§ **Dataset excerpts**:
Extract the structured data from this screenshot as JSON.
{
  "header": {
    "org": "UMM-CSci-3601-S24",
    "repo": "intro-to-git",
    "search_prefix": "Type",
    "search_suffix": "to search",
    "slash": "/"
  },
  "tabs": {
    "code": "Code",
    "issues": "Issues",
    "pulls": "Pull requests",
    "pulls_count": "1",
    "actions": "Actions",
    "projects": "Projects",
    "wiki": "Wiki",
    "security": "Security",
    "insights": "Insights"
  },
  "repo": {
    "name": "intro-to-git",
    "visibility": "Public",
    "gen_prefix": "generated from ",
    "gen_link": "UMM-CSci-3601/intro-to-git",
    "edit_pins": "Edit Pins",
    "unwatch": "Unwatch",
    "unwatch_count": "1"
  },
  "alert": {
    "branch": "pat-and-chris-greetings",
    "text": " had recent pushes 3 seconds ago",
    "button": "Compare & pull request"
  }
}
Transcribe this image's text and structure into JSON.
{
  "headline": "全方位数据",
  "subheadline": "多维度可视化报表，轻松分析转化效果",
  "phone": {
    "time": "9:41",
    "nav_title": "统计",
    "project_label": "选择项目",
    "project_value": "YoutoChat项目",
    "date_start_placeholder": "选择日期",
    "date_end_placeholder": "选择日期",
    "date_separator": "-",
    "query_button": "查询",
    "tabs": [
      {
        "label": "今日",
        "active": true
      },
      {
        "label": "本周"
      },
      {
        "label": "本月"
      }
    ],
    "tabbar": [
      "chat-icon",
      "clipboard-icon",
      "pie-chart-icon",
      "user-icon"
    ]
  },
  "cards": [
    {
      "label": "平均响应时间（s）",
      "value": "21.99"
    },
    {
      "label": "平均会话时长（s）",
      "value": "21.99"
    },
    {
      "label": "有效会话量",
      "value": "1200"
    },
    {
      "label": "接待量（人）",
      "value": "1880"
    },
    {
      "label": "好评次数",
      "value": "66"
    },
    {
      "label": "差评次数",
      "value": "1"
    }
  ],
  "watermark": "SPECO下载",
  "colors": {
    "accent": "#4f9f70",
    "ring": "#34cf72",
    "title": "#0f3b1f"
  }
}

§ **Exercise details**: List every line above that holds the word "icon".

§ **Written reply**:
      "chat-icon",
      "clipboard-icon",
      "pie-chart-icon",
      "user-icon"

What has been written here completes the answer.